*GIVEN PROBLEM*:
Reproduce every line of the data below verbatim, but leave out the pictures.

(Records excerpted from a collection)
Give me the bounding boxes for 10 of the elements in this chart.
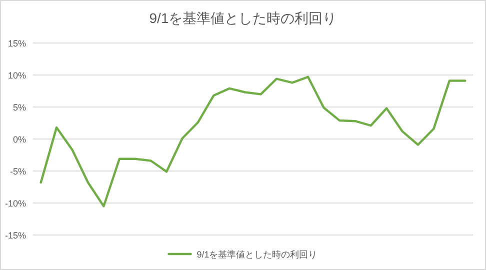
y-tick-label: 10% xyxy=(8,70,26,80)
y-tick-label: -15% xyxy=(4,230,26,240)
legend-label: 9/1を基準値とした時の利回り xyxy=(196,250,318,260)
chart-title: 9/1を基準値とした時の利回り xyxy=(149,10,337,26)
y-tick-label: 15% xyxy=(8,38,26,48)
y-tick-label: 0% xyxy=(12,134,26,144)
y-tick-label: -5% xyxy=(10,166,26,176)
y-tick-label: 5% xyxy=(12,102,26,112)
line-series xyxy=(40,76,466,208)
y-tick-label: -10% xyxy=(4,198,26,208)
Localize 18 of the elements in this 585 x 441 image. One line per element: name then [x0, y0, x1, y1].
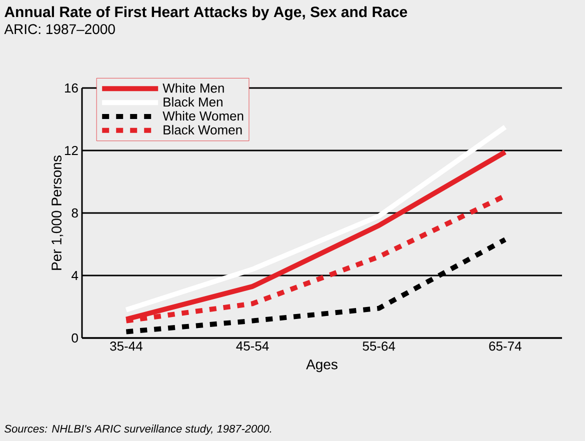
y-tick-label: 0	[72, 333, 78, 343]
x-tick-label: 45-54	[236, 342, 269, 351]
text: Sources: NHLBI's ARIC surveillance study, 1987-2000.	[4, 424, 272, 435]
chart-title: Annual Rate of First Heart Attacks by Age, Sex and Race	[4, 6, 408, 20]
legend-label: White Women	[162, 111, 244, 121]
legend-label: Black Women	[164, 124, 242, 134]
legend-label: White Men	[162, 83, 224, 93]
y-axis-title: Per 1,000 Persons	[52, 156, 64, 270]
y-tick-label: 8	[72, 208, 78, 218]
y-tick-label: 16	[64, 83, 78, 93]
legend-label: Black Men	[164, 97, 222, 107]
chart-subtitle: ARIC: 1987–2000	[4, 24, 115, 34]
x-tick-label: 55-64	[362, 342, 396, 351]
x-axis-title: Ages	[306, 360, 338, 372]
y-tick-label: 4	[72, 271, 78, 280]
y-tick-label: 12	[64, 146, 78, 156]
x-tick-label: 35-44	[110, 342, 142, 351]
x-tick-label: 65-74	[489, 342, 522, 351]
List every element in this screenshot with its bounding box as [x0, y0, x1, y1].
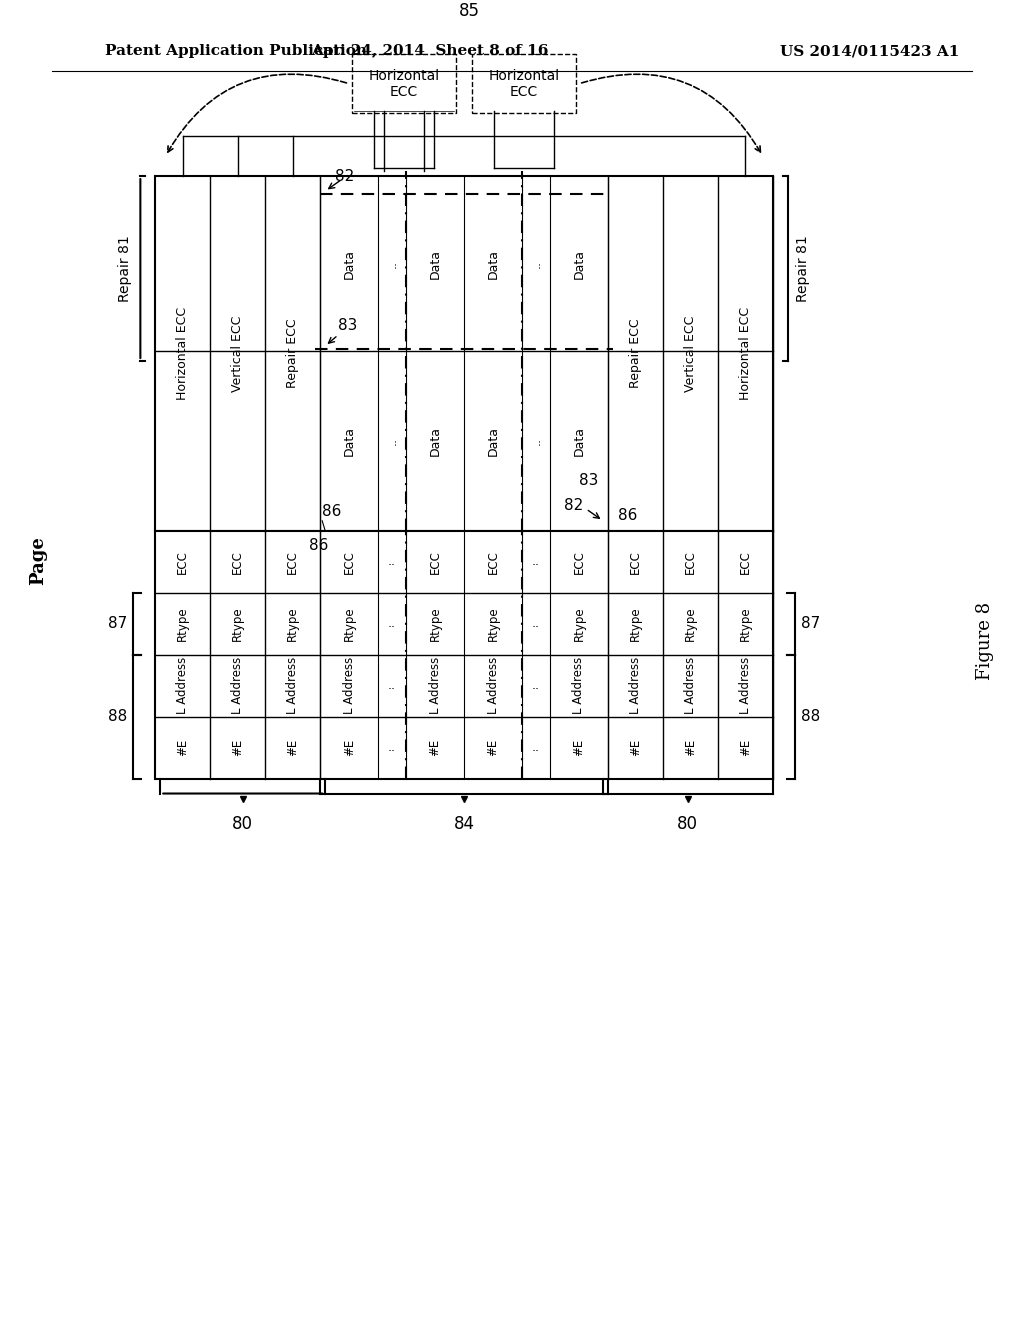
Text: 84: 84: [454, 816, 474, 833]
Text: Rtype: Rtype: [287, 606, 299, 642]
Text: ..: ..: [529, 260, 543, 268]
Text: Horizontal
ECC: Horizontal ECC: [369, 69, 439, 99]
Text: L Address: L Address: [738, 657, 752, 714]
Text: #E: #E: [738, 739, 752, 756]
Text: #E: #E: [429, 739, 441, 756]
Text: L Address: L Address: [176, 657, 189, 714]
Text: ECC: ECC: [231, 550, 245, 574]
Text: #E: #E: [343, 739, 355, 756]
Text: ..: ..: [532, 618, 540, 630]
Text: Repair ECC: Repair ECC: [287, 318, 299, 388]
Text: #E: #E: [684, 739, 696, 756]
Text: ECC: ECC: [287, 550, 299, 574]
Text: #E: #E: [287, 739, 299, 756]
Text: 82: 82: [563, 499, 583, 513]
Text: ECC: ECC: [629, 550, 642, 574]
Text: L Address: L Address: [429, 657, 441, 714]
Text: 83: 83: [579, 474, 598, 488]
Text: #E: #E: [231, 739, 245, 756]
Text: Rtype: Rtype: [684, 606, 696, 642]
Text: Rtype: Rtype: [572, 606, 586, 642]
Bar: [156, 531, 773, 779]
Text: Vertical ECC: Vertical ECC: [231, 315, 245, 392]
Text: #E: #E: [629, 739, 642, 756]
Text: Rtype: Rtype: [629, 606, 642, 642]
Text: L Address: L Address: [287, 657, 299, 714]
Text: L Address: L Address: [231, 657, 245, 714]
Text: Rtype: Rtype: [429, 606, 441, 642]
Text: 88: 88: [109, 709, 127, 725]
Text: 85: 85: [459, 3, 480, 20]
Text: Data: Data: [429, 248, 441, 279]
Text: 80: 80: [677, 816, 698, 833]
Text: #E: #E: [486, 739, 500, 756]
Text: US 2014/0115423 A1: US 2014/0115423 A1: [779, 45, 959, 58]
Text: ECC: ECC: [429, 550, 441, 574]
Text: ..: ..: [529, 437, 543, 445]
Text: ..: ..: [386, 260, 398, 268]
Text: 80: 80: [232, 816, 253, 833]
Text: Data: Data: [572, 426, 586, 455]
Text: L Address: L Address: [343, 657, 355, 714]
Text: Repair ECC: Repair ECC: [629, 318, 642, 388]
Text: Data: Data: [343, 426, 355, 455]
Text: Data: Data: [572, 248, 586, 279]
Text: L Address: L Address: [684, 657, 696, 714]
Text: ..: ..: [388, 741, 396, 754]
Text: Data: Data: [343, 248, 355, 279]
Text: Figure 8: Figure 8: [976, 602, 993, 680]
Text: ECC: ECC: [343, 550, 355, 574]
Text: Rtype: Rtype: [176, 606, 189, 642]
Text: 83: 83: [338, 318, 357, 333]
Text: ..: ..: [386, 437, 398, 445]
Text: Horizontal ECC: Horizontal ECC: [738, 306, 752, 400]
Text: Repair 81: Repair 81: [796, 235, 810, 302]
Text: Data: Data: [486, 426, 500, 455]
Text: Rtype: Rtype: [738, 606, 752, 642]
Text: ..: ..: [388, 678, 396, 692]
Text: ECC: ECC: [738, 550, 752, 574]
Text: 86: 86: [308, 539, 328, 553]
Text: Repair 81: Repair 81: [119, 235, 132, 302]
Text: Apr. 24, 2014  Sheet 8 of 16: Apr. 24, 2014 Sheet 8 of 16: [311, 45, 549, 58]
Text: 86: 86: [323, 504, 342, 519]
Text: Horizontal
ECC: Horizontal ECC: [488, 69, 559, 99]
Text: #E: #E: [176, 739, 189, 756]
FancyBboxPatch shape: [472, 54, 575, 114]
Text: #E: #E: [572, 739, 586, 756]
Text: Horizontal ECC: Horizontal ECC: [176, 306, 189, 400]
Text: Data: Data: [429, 426, 441, 455]
Text: Vertical ECC: Vertical ECC: [684, 315, 696, 392]
Text: ECC: ECC: [684, 550, 696, 574]
Text: 88: 88: [801, 709, 820, 725]
Text: ..: ..: [532, 678, 540, 692]
Text: L Address: L Address: [486, 657, 500, 714]
Text: Rtype: Rtype: [486, 606, 500, 642]
Text: Rtype: Rtype: [231, 606, 245, 642]
Text: 86: 86: [617, 508, 637, 523]
Text: Data: Data: [486, 248, 500, 279]
Text: L Address: L Address: [572, 657, 586, 714]
Text: ECC: ECC: [486, 550, 500, 574]
Text: ECC: ECC: [572, 550, 586, 574]
Text: 87: 87: [109, 616, 127, 631]
Text: ..: ..: [388, 618, 396, 630]
Text: 82: 82: [335, 169, 354, 183]
Bar: [156, 176, 773, 531]
Text: ..: ..: [532, 741, 540, 754]
Text: ..: ..: [388, 556, 396, 568]
Text: ..: ..: [532, 556, 540, 568]
Text: Rtype: Rtype: [343, 606, 355, 642]
FancyBboxPatch shape: [352, 54, 456, 114]
Text: L Address: L Address: [629, 657, 642, 714]
Text: Patent Application Publication: Patent Application Publication: [105, 45, 368, 58]
Text: ECC: ECC: [176, 550, 189, 574]
Text: 87: 87: [801, 616, 820, 631]
Text: Page: Page: [30, 536, 47, 585]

*WRITTEN ANSWER*:
Give me the bounding boxes for 10 of the elements in this chart.
y-tick-label: 10% xyxy=(8,70,26,80)
y-tick-label: -15% xyxy=(4,230,26,240)
legend-label: 9/1を基準値とした時の利回り xyxy=(196,250,318,260)
chart-title: 9/1を基準値とした時の利回り xyxy=(149,10,337,26)
y-tick-label: 15% xyxy=(8,38,26,48)
y-tick-label: 0% xyxy=(12,134,26,144)
y-tick-label: -5% xyxy=(10,166,26,176)
y-tick-label: 5% xyxy=(12,102,26,112)
line-series xyxy=(40,76,466,208)
y-tick-label: -10% xyxy=(4,198,26,208)
Localize 18 of the elements in this 585 x 441 image. One line per element: name then [x0, y0, x1, y1].
y-tick-label: 0	[72, 333, 78, 343]
x-tick-label: 45-54	[236, 342, 269, 351]
text: Sources: NHLBI's ARIC surveillance study, 1987-2000.	[4, 424, 272, 435]
chart-title: Annual Rate of First Heart Attacks by Age, Sex and Race	[4, 6, 408, 20]
legend-label: White Women	[162, 111, 244, 121]
legend-label: Black Women	[164, 124, 242, 134]
legend-label: White Men	[162, 83, 224, 93]
y-axis-title: Per 1,000 Persons	[52, 156, 64, 270]
y-tick-label: 8	[72, 208, 78, 218]
y-tick-label: 16	[64, 83, 78, 93]
legend-label: Black Men	[164, 97, 222, 107]
chart-subtitle: ARIC: 1987–2000	[4, 24, 115, 34]
x-tick-label: 55-64	[362, 342, 396, 351]
x-axis-title: Ages	[306, 360, 338, 372]
y-tick-label: 4	[72, 271, 78, 280]
y-tick-label: 12	[64, 146, 78, 156]
x-tick-label: 35-44	[110, 342, 142, 351]
x-tick-label: 65-74	[489, 342, 522, 351]
List every element in this screenshot with its bounding box as [x0, y0, x1, y1].
Text: 84: 84: [454, 816, 474, 833]
Text: Rtype: Rtype: [287, 606, 299, 642]
Text: ..: ..: [529, 260, 543, 268]
Text: Horizontal
ECC: Horizontal ECC: [369, 69, 439, 99]
Text: L Address: L Address: [738, 657, 752, 714]
Text: #E: #E: [738, 739, 752, 756]
Text: #E: #E: [429, 739, 441, 756]
Text: L Address: L Address: [176, 657, 189, 714]
Text: ECC: ECC: [231, 550, 245, 574]
Text: #E: #E: [343, 739, 355, 756]
Text: ..: ..: [532, 618, 540, 630]
Text: Repair ECC: Repair ECC: [287, 318, 299, 388]
Text: #E: #E: [684, 739, 696, 756]
Text: ECC: ECC: [287, 550, 299, 574]
Text: #E: #E: [287, 739, 299, 756]
Text: 82: 82: [563, 499, 583, 513]
Text: ECC: ECC: [629, 550, 642, 574]
Text: L Address: L Address: [429, 657, 441, 714]
Text: 83: 83: [579, 474, 598, 488]
Text: #E: #E: [231, 739, 245, 756]
Text: Rtype: Rtype: [684, 606, 696, 642]
Text: Rtype: Rtype: [572, 606, 586, 642]
Bar: [156, 531, 773, 779]
Text: Vertical ECC: Vertical ECC: [231, 315, 245, 392]
Text: #E: #E: [629, 739, 642, 756]
Text: Rtype: Rtype: [629, 606, 642, 642]
Text: L Address: L Address: [287, 657, 299, 714]
Text: L Address: L Address: [231, 657, 245, 714]
Text: Rtype: Rtype: [429, 606, 441, 642]
Text: 88: 88: [109, 709, 127, 725]
Text: 85: 85: [459, 3, 480, 20]
Text: Data: Data: [429, 248, 441, 279]
Text: 80: 80: [677, 816, 698, 833]
Text: #E: #E: [486, 739, 500, 756]
Text: US 2014/0115423 A1: US 2014/0115423 A1: [779, 45, 959, 58]
Text: ECC: ECC: [429, 550, 441, 574]
Text: ..: ..: [529, 437, 543, 445]
Text: ..: ..: [386, 260, 398, 268]
Text: 80: 80: [232, 816, 253, 833]
Text: Data: Data: [572, 426, 586, 455]
Text: L Address: L Address: [343, 657, 355, 714]
Text: Repair ECC: Repair ECC: [629, 318, 642, 388]
Text: Data: Data: [343, 426, 355, 455]
Text: Data: Data: [572, 248, 586, 279]
Text: L Address: L Address: [684, 657, 696, 714]
Text: ..: ..: [388, 741, 396, 754]
Text: Data: Data: [343, 248, 355, 279]
Text: Figure 8: Figure 8: [976, 602, 993, 680]
Text: ECC: ECC: [343, 550, 355, 574]
Text: Rtype: Rtype: [176, 606, 189, 642]
Text: 83: 83: [338, 318, 357, 333]
Text: ..: ..: [386, 437, 398, 445]
Text: Horizontal ECC: Horizontal ECC: [738, 306, 752, 400]
Text: Repair 81: Repair 81: [796, 235, 810, 302]
Text: Data: Data: [486, 426, 500, 455]
Text: Rtype: Rtype: [738, 606, 752, 642]
Text: ..: ..: [388, 678, 396, 692]
Text: ECC: ECC: [738, 550, 752, 574]
Text: 86: 86: [308, 539, 328, 553]
Text: Repair 81: Repair 81: [119, 235, 132, 302]
Text: Apr. 24, 2014  Sheet 8 of 16: Apr. 24, 2014 Sheet 8 of 16: [311, 45, 549, 58]
Text: 86: 86: [323, 504, 342, 519]
Text: Horizontal
ECC: Horizontal ECC: [488, 69, 559, 99]
Text: #E: #E: [176, 739, 189, 756]
FancyBboxPatch shape: [472, 54, 575, 114]
Text: #E: #E: [572, 739, 586, 756]
Text: Horizontal ECC: Horizontal ECC: [176, 306, 189, 400]
Text: Data: Data: [429, 426, 441, 455]
Text: Vertical ECC: Vertical ECC: [684, 315, 696, 392]
Text: ECC: ECC: [684, 550, 696, 574]
Text: 88: 88: [801, 709, 820, 725]
Text: ..: ..: [532, 678, 540, 692]
Text: L Address: L Address: [486, 657, 500, 714]
Text: Rtype: Rtype: [486, 606, 500, 642]
Text: Rtype: Rtype: [231, 606, 245, 642]
Text: 86: 86: [617, 508, 637, 523]
Text: Data: Data: [486, 248, 500, 279]
Text: L Address: L Address: [572, 657, 586, 714]
Text: ECC: ECC: [486, 550, 500, 574]
Text: ECC: ECC: [572, 550, 586, 574]
Text: 87: 87: [109, 616, 127, 631]
Text: ..: ..: [388, 618, 396, 630]
Text: 82: 82: [335, 169, 354, 183]
Bar: [156, 176, 773, 531]
Text: ..: ..: [532, 741, 540, 754]
Text: ..: ..: [388, 556, 396, 568]
Text: ..: ..: [532, 556, 540, 568]
Text: Rtype: Rtype: [343, 606, 355, 642]
FancyBboxPatch shape: [352, 54, 456, 114]
Text: L Address: L Address: [629, 657, 642, 714]
Text: Patent Application Publication: Patent Application Publication: [105, 45, 368, 58]
Text: ECC: ECC: [176, 550, 189, 574]
Text: 87: 87: [801, 616, 820, 631]
Text: Page: Page: [30, 536, 47, 585]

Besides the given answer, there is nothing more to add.